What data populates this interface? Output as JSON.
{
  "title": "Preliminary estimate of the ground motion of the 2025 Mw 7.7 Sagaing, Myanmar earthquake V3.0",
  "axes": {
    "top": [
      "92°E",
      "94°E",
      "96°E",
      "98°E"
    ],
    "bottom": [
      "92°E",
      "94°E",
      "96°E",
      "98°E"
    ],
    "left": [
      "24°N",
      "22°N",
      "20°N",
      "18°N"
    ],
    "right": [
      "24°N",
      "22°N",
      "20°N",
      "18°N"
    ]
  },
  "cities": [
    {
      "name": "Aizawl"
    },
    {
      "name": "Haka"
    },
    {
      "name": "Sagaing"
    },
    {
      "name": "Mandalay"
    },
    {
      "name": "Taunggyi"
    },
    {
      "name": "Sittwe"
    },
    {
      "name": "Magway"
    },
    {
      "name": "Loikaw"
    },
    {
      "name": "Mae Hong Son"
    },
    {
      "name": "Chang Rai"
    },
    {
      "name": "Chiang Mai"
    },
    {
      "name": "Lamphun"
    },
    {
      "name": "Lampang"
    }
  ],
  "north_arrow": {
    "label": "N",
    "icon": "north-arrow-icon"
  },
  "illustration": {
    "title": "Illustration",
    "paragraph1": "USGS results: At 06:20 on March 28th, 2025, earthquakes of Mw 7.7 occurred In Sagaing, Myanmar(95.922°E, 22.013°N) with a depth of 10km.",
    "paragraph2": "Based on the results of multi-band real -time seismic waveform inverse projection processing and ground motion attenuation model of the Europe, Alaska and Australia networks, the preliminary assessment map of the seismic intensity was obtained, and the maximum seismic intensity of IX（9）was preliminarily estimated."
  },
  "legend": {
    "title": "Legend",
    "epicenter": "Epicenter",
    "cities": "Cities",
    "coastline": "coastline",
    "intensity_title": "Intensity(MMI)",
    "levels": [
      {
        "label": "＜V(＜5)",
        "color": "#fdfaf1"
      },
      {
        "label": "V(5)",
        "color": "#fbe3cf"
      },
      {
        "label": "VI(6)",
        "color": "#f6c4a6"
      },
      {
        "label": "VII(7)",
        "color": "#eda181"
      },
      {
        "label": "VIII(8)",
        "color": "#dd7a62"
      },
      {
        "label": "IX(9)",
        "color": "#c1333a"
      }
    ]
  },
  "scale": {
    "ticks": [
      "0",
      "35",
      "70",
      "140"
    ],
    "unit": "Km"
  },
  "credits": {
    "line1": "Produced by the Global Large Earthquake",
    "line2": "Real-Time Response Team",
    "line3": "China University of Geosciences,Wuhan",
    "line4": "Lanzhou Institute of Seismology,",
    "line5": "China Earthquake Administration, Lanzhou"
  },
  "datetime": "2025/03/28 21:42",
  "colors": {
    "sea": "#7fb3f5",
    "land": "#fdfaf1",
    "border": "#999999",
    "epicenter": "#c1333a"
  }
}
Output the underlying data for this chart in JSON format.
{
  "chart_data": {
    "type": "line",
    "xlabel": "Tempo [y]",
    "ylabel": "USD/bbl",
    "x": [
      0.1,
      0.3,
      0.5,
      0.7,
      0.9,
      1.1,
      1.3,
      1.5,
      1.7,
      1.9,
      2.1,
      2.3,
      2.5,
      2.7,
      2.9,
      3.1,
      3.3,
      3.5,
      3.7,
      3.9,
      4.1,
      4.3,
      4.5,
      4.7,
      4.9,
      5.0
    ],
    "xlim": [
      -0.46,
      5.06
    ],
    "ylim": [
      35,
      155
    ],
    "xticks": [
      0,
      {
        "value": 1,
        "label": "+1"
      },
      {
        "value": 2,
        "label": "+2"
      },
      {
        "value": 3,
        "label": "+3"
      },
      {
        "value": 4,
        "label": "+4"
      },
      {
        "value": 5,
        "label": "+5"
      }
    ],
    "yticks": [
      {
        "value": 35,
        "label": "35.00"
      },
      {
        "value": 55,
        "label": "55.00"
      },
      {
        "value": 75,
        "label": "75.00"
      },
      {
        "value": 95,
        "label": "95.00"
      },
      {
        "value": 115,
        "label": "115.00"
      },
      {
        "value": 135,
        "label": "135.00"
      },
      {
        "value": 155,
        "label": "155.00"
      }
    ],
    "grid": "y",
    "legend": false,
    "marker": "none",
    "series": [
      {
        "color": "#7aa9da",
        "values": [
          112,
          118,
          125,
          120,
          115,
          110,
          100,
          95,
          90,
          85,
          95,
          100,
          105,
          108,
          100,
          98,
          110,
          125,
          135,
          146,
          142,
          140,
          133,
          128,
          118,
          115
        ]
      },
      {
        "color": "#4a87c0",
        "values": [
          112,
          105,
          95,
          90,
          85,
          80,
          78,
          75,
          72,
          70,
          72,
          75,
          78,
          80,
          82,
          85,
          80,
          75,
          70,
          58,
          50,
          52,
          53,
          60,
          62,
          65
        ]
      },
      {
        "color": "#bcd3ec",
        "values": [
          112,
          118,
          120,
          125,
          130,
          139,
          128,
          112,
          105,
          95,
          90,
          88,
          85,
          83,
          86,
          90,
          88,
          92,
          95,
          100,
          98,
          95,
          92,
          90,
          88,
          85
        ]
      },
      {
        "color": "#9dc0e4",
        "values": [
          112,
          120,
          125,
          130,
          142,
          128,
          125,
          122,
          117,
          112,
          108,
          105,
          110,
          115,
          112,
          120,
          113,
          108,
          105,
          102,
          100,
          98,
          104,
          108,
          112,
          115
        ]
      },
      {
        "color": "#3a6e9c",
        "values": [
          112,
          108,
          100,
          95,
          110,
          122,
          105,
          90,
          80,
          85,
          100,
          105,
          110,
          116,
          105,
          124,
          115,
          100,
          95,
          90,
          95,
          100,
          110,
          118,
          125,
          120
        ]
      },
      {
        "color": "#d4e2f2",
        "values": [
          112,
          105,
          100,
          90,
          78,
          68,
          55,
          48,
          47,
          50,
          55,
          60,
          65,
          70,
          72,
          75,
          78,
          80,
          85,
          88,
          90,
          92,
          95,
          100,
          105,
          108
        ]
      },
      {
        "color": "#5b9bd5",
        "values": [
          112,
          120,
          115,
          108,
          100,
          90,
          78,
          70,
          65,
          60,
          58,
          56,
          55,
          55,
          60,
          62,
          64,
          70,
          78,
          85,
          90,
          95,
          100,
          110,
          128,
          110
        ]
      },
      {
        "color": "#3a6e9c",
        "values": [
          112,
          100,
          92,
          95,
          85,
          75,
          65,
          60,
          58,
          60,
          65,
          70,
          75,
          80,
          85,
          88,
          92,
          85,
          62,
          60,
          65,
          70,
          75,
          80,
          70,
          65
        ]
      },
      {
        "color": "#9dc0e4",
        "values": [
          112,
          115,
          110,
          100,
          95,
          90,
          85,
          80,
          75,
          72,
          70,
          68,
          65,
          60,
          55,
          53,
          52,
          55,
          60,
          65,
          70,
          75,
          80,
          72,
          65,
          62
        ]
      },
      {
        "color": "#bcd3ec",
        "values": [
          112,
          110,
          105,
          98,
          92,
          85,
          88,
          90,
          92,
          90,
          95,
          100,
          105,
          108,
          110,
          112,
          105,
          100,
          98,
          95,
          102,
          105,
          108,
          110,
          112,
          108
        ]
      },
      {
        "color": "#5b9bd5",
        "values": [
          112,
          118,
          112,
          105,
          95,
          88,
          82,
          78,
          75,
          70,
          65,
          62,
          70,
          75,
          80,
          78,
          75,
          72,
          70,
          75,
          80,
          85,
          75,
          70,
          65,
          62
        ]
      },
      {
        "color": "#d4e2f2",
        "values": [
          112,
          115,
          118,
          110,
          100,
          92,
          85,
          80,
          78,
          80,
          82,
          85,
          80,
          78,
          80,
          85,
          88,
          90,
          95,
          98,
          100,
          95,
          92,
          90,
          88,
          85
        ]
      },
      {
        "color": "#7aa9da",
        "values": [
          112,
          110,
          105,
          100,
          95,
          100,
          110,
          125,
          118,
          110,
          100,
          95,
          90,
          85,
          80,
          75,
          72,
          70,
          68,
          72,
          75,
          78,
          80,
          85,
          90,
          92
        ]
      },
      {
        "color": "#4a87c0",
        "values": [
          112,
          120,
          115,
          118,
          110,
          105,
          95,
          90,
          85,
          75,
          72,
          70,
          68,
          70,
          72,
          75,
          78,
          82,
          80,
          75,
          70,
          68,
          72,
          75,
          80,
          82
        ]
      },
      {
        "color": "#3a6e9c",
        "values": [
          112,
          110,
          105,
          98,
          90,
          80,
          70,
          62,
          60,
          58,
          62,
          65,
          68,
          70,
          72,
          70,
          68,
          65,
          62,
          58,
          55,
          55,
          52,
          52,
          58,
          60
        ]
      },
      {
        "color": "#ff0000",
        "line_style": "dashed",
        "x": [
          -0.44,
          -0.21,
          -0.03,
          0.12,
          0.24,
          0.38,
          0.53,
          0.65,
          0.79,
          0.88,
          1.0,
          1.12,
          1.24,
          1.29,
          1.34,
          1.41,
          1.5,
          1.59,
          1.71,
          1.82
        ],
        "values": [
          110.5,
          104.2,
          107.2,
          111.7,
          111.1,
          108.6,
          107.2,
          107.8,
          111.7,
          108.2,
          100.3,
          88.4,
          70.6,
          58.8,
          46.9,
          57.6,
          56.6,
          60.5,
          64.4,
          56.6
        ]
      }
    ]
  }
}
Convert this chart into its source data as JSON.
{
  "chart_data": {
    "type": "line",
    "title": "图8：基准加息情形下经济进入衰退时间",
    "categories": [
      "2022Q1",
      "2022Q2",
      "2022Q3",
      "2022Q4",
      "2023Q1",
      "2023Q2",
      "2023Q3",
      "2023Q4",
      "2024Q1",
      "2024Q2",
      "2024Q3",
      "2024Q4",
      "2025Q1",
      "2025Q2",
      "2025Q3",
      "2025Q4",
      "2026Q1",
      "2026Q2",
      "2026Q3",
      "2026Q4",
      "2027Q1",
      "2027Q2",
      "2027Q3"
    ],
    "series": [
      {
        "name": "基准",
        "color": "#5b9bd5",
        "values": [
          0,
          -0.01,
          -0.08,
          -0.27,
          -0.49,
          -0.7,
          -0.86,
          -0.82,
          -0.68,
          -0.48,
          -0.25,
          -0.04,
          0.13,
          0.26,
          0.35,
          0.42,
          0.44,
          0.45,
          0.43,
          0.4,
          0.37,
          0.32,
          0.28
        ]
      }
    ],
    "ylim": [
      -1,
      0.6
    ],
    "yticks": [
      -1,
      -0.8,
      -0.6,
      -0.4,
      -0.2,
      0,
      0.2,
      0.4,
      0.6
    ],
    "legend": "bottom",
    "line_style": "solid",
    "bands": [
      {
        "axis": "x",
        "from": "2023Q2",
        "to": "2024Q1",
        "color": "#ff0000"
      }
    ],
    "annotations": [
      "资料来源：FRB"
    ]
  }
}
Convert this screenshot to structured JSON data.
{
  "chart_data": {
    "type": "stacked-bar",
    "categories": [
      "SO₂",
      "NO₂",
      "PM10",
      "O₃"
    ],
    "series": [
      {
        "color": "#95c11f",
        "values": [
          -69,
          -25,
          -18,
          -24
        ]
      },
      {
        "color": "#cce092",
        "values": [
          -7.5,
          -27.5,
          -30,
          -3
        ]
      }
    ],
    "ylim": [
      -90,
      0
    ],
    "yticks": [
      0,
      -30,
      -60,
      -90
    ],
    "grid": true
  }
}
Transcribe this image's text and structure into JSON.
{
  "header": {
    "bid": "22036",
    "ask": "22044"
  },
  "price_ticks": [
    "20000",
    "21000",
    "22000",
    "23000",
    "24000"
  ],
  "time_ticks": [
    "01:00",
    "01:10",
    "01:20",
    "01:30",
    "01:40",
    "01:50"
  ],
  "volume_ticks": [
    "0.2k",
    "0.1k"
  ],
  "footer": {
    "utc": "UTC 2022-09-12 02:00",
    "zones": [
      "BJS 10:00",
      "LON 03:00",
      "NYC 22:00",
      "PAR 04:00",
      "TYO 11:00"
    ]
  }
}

===============

PROMPT: Each line from the one containing "Transcribe this image's" through the end of the entries, both included, is to be returned exactly, with no other lines.

FULL OUTPUT:
Transcribe this image's text and structure into JSON.
{
  "header": {
    "bid": "22036",
    "ask": "22044"
  },
  "price_ticks": [
    "20000",
    "21000",
    "22000",
    "23000",
    "24000"
  ],
  "time_ticks": [
    "01:00",
    "01:10",
    "01:20",
    "01:30",
    "01:40",
    "01:50"
  ],
  "volume_ticks": [
    "0.2k",
    "0.1k"
  ],
  "footer": {
    "utc": "UTC 2022-09-12 02:00",
    "zones": [
      "BJS 10:00",
      "LON 03:00",
      "NYC 22:00",
      "PAR 04:00",
      "TYO 11:00"
    ]
  }
}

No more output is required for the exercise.